- [TASK STATEMENT]:
The listing below must be repeated word for word, with its images excluded.

- [RAW RECORDS]:

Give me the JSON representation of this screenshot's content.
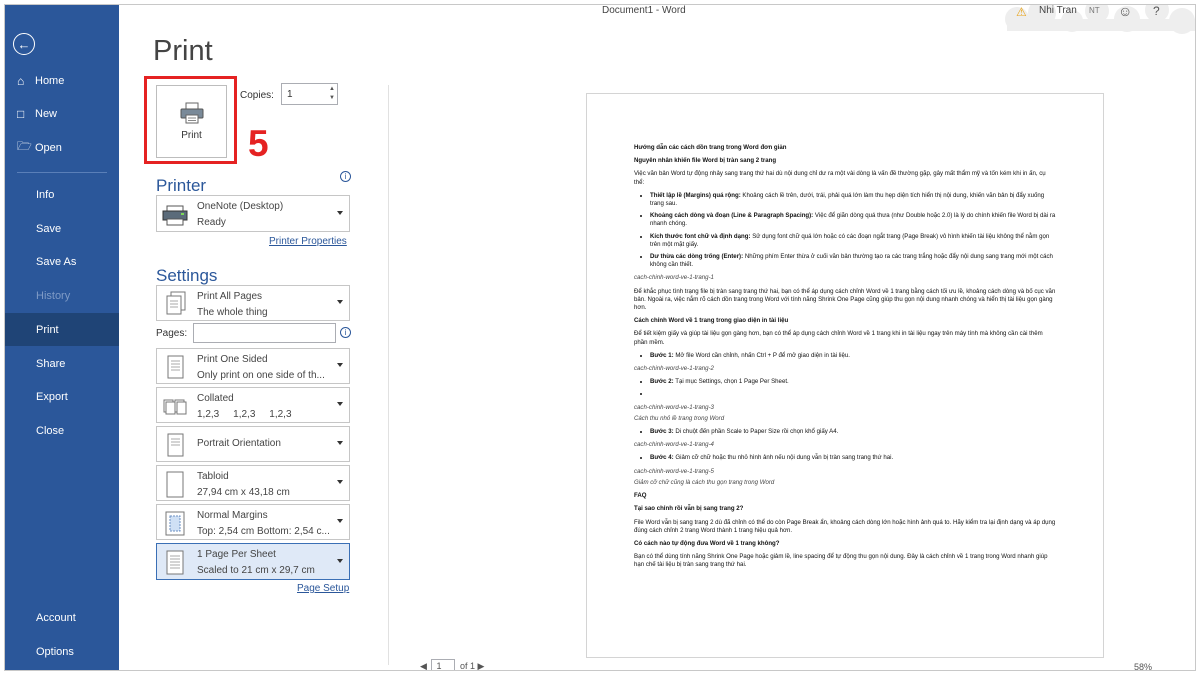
{
  "window": {
    "title": "Document1  -  Word",
    "user_name": "Nhi Tran",
    "user_initials": "NT"
  },
  "sidebar": {
    "items": [
      {
        "label": "Home",
        "icon": "home-icon"
      },
      {
        "label": "New",
        "icon": "new-document-icon"
      },
      {
        "label": "Open",
        "icon": "folder-icon"
      },
      {
        "label": "Info"
      },
      {
        "label": "Save"
      },
      {
        "label": "Save As"
      },
      {
        "label": "History"
      },
      {
        "label": "Print"
      },
      {
        "label": "Share"
      },
      {
        "label": "Export"
      },
      {
        "label": "Close"
      },
      {
        "label": "Account"
      },
      {
        "label": "Options"
      }
    ],
    "active": "Print",
    "disabled": "History"
  },
  "print_panel": {
    "title": "Print",
    "print_button_label": "Print",
    "step_number": "5",
    "copies_label": "Copies:",
    "copies_value": "1",
    "printer_heading": "Printer",
    "printer": {
      "name": "OneNote (Desktop)",
      "status": "Ready"
    },
    "printer_properties_link": "Printer Properties",
    "settings_heading": "Settings",
    "settings": [
      {
        "l1": "Print All Pages",
        "l2": "The whole thing",
        "icon": "pages-icon"
      },
      {
        "l1": "Print One Sided",
        "l2": "Only print on one side of th...",
        "icon": "one-sided-icon"
      },
      {
        "l1": "Collated",
        "l2": "1,2,3     1,2,3     1,2,3",
        "icon": "collated-icon"
      },
      {
        "l1": "Portrait Orientation",
        "l2": "",
        "icon": "portrait-icon"
      },
      {
        "l1": "Tabloid",
        "l2": "27,94 cm x 43,18 cm",
        "icon": "paper-size-icon"
      },
      {
        "l1": "Normal Margins",
        "l2": "Top: 2,54 cm Bottom: 2,54 c...",
        "icon": "margins-icon"
      },
      {
        "l1": "1 Page Per Sheet",
        "l2": "Scaled to 21 cm x 29,7 cm",
        "icon": "pages-per-sheet-icon"
      }
    ],
    "pages_label": "Pages:",
    "pages_value": "",
    "page_setup_link": "Page Setup"
  },
  "preview": {
    "current_page": "1",
    "of_pages": "of 1",
    "zoom": "58%",
    "content": {
      "title": "Hướng dẫn các cách dồn trang trong Word đơn giản",
      "h1": "Nguyên nhân khiến file Word bị tràn sang 2 trang",
      "p1": "Việc văn bản Word tự động nhảy sang trang thứ hai dù nội dung chỉ dư ra một vài dòng là vấn đề thường gặp, gây mất thẩm mỹ và tốn kém khi in ấn, cụ thể:",
      "bullets1": [
        {
          "b": "Thiết lập lề (Margins) quá rộng:",
          "t": " Khoảng cách lề trên, dưới, trái, phải quá lớn làm thu hẹp diện tích hiển thị nội dung, khiến văn bản bị đẩy xuống trang sau."
        },
        {
          "b": "Khoảng cách dòng và đoạn (Line & Paragraph Spacing):",
          "t": " Việc để giãn dòng quá thưa (như Double hoặc 2.0) là lý do chính khiến file Word bị dài ra nhanh chóng."
        },
        {
          "b": "Kích thước font chữ và định dạng:",
          "t": " Sử dụng font chữ quá lớn hoặc có các đoạn ngắt trang (Page Break) vô hình khiến tài liệu không thể nằm gọn trên một mặt giấy."
        },
        {
          "b": "Dư thừa các dòng trống (Enter):",
          "t": " Những phím Enter thừa ở cuối văn bản thường tạo ra các trang trắng hoặc đẩy nội dung sang trang mới một cách không cần thiết."
        }
      ],
      "cap1": "cach-chinh-word-ve-1-trang-1",
      "p2": "Để khắc phục tình trạng file bị tràn sang trang thứ hai, bạn có thể áp dụng cách chỉnh Word về 1 trang bằng cách tối ưu lề, khoảng cách dòng và bố cục văn bản. Ngoài ra, việc nắm rõ cách dồn trang trong Word với tính năng Shrink One Page cũng giúp thu gọn nội dung nhanh chóng và hiển thị tài liệu gọn gàng hơn.",
      "h2": "Cách chỉnh Word về 1 trang trong giao diện in tài liệu",
      "p3": "Để tiết kiệm giấy và giúp tài liệu gọn gàng hơn, bạn có thể áp dụng cách chỉnh Word về 1 trang khi in tài liệu ngay trên máy tính mà không cần cài thêm phần mềm.",
      "step1_b": "Bước 1:",
      "step1_t": " Mở file Word cần chỉnh, nhấn Ctrl + P để mở giao diện in tài liệu.",
      "cap2": "cach-chinh-word-ve-1-trang-2",
      "step2_b": "Bước 2:",
      "step2_t": " Tại mục Settings, chọn 1 Page Per Sheet.",
      "cap3": "cach-chinh-word-ve-1-trang-3",
      "cap3b": "Cách thu nhỏ lề trang trong Word",
      "step3_b": "Bước 3:",
      "step3_t": " Di chuột đến phần Scale to Paper Size rồi chọn khổ giấy A4.",
      "cap4": "cach-chinh-word-ve-1-trang-4",
      "step4_b": "Bước 4:",
      "step4_t": " Giảm cỡ chữ hoặc thu nhỏ hình ảnh nếu nội dung vẫn bị tràn sang trang thứ hai.",
      "cap5": "cach-chinh-word-ve-1-trang-5",
      "cap5b": "Giảm cỡ chữ cũng là cách thu gọn trang trong Word",
      "faq": "FAQ",
      "q1": "Tại sao chỉnh rồi vẫn bị sang trang 2?",
      "a1": "File Word vẫn bị sang trang 2 dù đã chỉnh có thể do còn Page Break ẩn, khoảng cách dòng lớn hoặc hình ảnh quá to. Hãy kiểm tra lại định dạng và áp dụng đúng cách chỉnh 2 trang Word thành 1 trang hiệu quả hơn.",
      "q2": "Có cách nào tự động đưa Word về 1 trang không?",
      "a2": "Bạn có thể dùng tính năng Shrink One Page hoặc giảm lề, line spacing để tự động thu gọn nội dung. Đây là cách chỉnh về 1 trang trong Word nhanh giúp hạn chế tài liệu bị tràn sang trang thứ hai."
    }
  },
  "colors": {
    "sidebar": "#2b579a",
    "sidebar_active": "#1f4476",
    "accent": "#2b579a",
    "highlight": "#e52222"
  }
}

- [EXERCISE ANSWER]:
Give me the JSON representation of this screenshot's content.
{
  "window": {
    "title": "Document1  -  Word",
    "user_name": "Nhi Tran",
    "user_initials": "NT"
  },
  "sidebar": {
    "items": [
      {
        "label": "Home",
        "icon": "home-icon"
      },
      {
        "label": "New",
        "icon": "new-document-icon"
      },
      {
        "label": "Open",
        "icon": "folder-icon"
      },
      {
        "label": "Info"
      },
      {
        "label": "Save"
      },
      {
        "label": "Save As"
      },
      {
        "label": "History"
      },
      {
        "label": "Print"
      },
      {
        "label": "Share"
      },
      {
        "label": "Export"
      },
      {
        "label": "Close"
      },
      {
        "label": "Account"
      },
      {
        "label": "Options"
      }
    ],
    "active": "Print",
    "disabled": "History"
  },
  "print_panel": {
    "title": "Print",
    "print_button_label": "Print",
    "step_number": "5",
    "copies_label": "Copies:",
    "copies_value": "1",
    "printer_heading": "Printer",
    "printer": {
      "name": "OneNote (Desktop)",
      "status": "Ready"
    },
    "printer_properties_link": "Printer Properties",
    "settings_heading": "Settings",
    "settings": [
      {
        "l1": "Print All Pages",
        "l2": "The whole thing",
        "icon": "pages-icon"
      },
      {
        "l1": "Print One Sided",
        "l2": "Only print on one side of th...",
        "icon": "one-sided-icon"
      },
      {
        "l1": "Collated",
        "l2": "1,2,3     1,2,3     1,2,3",
        "icon": "collated-icon"
      },
      {
        "l1": "Portrait Orientation",
        "l2": "",
        "icon": "portrait-icon"
      },
      {
        "l1": "Tabloid",
        "l2": "27,94 cm x 43,18 cm",
        "icon": "paper-size-icon"
      },
      {
        "l1": "Normal Margins",
        "l2": "Top: 2,54 cm Bottom: 2,54 c...",
        "icon": "margins-icon"
      },
      {
        "l1": "1 Page Per Sheet",
        "l2": "Scaled to 21 cm x 29,7 cm",
        "icon": "pages-per-sheet-icon"
      }
    ],
    "pages_label": "Pages:",
    "pages_value": "",
    "page_setup_link": "Page Setup"
  },
  "preview": {
    "current_page": "1",
    "of_pages": "of 1",
    "zoom": "58%",
    "content": {
      "title": "Hướng dẫn các cách dồn trang trong Word đơn giản",
      "h1": "Nguyên nhân khiến file Word bị tràn sang 2 trang",
      "p1": "Việc văn bản Word tự động nhảy sang trang thứ hai dù nội dung chỉ dư ra một vài dòng là vấn đề thường gặp, gây mất thẩm mỹ và tốn kém khi in ấn, cụ thể:",
      "bullets1": [
        {
          "b": "Thiết lập lề (Margins) quá rộng:",
          "t": " Khoảng cách lề trên, dưới, trái, phải quá lớn làm thu hẹp diện tích hiển thị nội dung, khiến văn bản bị đẩy xuống trang sau."
        },
        {
          "b": "Khoảng cách dòng và đoạn (Line & Paragraph Spacing):",
          "t": " Việc để giãn dòng quá thưa (như Double hoặc 2.0) là lý do chính khiến file Word bị dài ra nhanh chóng."
        },
        {
          "b": "Kích thước font chữ và định dạng:",
          "t": " Sử dụng font chữ quá lớn hoặc có các đoạn ngắt trang (Page Break) vô hình khiến tài liệu không thể nằm gọn trên một mặt giấy."
        },
        {
          "b": "Dư thừa các dòng trống (Enter):",
          "t": " Những phím Enter thừa ở cuối văn bản thường tạo ra các trang trắng hoặc đẩy nội dung sang trang mới một cách không cần thiết."
        }
      ],
      "cap1": "cach-chinh-word-ve-1-trang-1",
      "p2": "Để khắc phục tình trạng file bị tràn sang trang thứ hai, bạn có thể áp dụng cách chỉnh Word về 1 trang bằng cách tối ưu lề, khoảng cách dòng và bố cục văn bản. Ngoài ra, việc nắm rõ cách dồn trang trong Word với tính năng Shrink One Page cũng giúp thu gọn nội dung nhanh chóng và hiển thị tài liệu gọn gàng hơn.",
      "h2": "Cách chỉnh Word về 1 trang trong giao diện in tài liệu",
      "p3": "Để tiết kiệm giấy và giúp tài liệu gọn gàng hơn, bạn có thể áp dụng cách chỉnh Word về 1 trang khi in tài liệu ngay trên máy tính mà không cần cài thêm phần mềm.",
      "step1_b": "Bước 1:",
      "step1_t": " Mở file Word cần chỉnh, nhấn Ctrl + P để mở giao diện in tài liệu.",
      "cap2": "cach-chinh-word-ve-1-trang-2",
      "step2_b": "Bước 2:",
      "step2_t": " Tại mục Settings, chọn 1 Page Per Sheet.",
      "cap3": "cach-chinh-word-ve-1-trang-3",
      "cap3b": "Cách thu nhỏ lề trang trong Word",
      "step3_b": "Bước 3:",
      "step3_t": " Di chuột đến phần Scale to Paper Size rồi chọn khổ giấy A4.",
      "cap4": "cach-chinh-word-ve-1-trang-4",
      "step4_b": "Bước 4:",
      "step4_t": " Giảm cỡ chữ hoặc thu nhỏ hình ảnh nếu nội dung vẫn bị tràn sang trang thứ hai.",
      "cap5": "cach-chinh-word-ve-1-trang-5",
      "cap5b": "Giảm cỡ chữ cũng là cách thu gọn trang trong Word",
      "faq": "FAQ",
      "q1": "Tại sao chỉnh rồi vẫn bị sang trang 2?",
      "a1": "File Word vẫn bị sang trang 2 dù đã chỉnh có thể do còn Page Break ẩn, khoảng cách dòng lớn hoặc hình ảnh quá to. Hãy kiểm tra lại định dạng và áp dụng đúng cách chỉnh 2 trang Word thành 1 trang hiệu quả hơn.",
      "q2": "Có cách nào tự động đưa Word về 1 trang không?",
      "a2": "Bạn có thể dùng tính năng Shrink One Page hoặc giảm lề, line spacing để tự động thu gọn nội dung. Đây là cách chỉnh về 1 trang trong Word nhanh giúp hạn chế tài liệu bị tràn sang trang thứ hai."
    }
  },
  "colors": {
    "sidebar": "#2b579a",
    "sidebar_active": "#1f4476",
    "accent": "#2b579a",
    "highlight": "#e52222"
  }
}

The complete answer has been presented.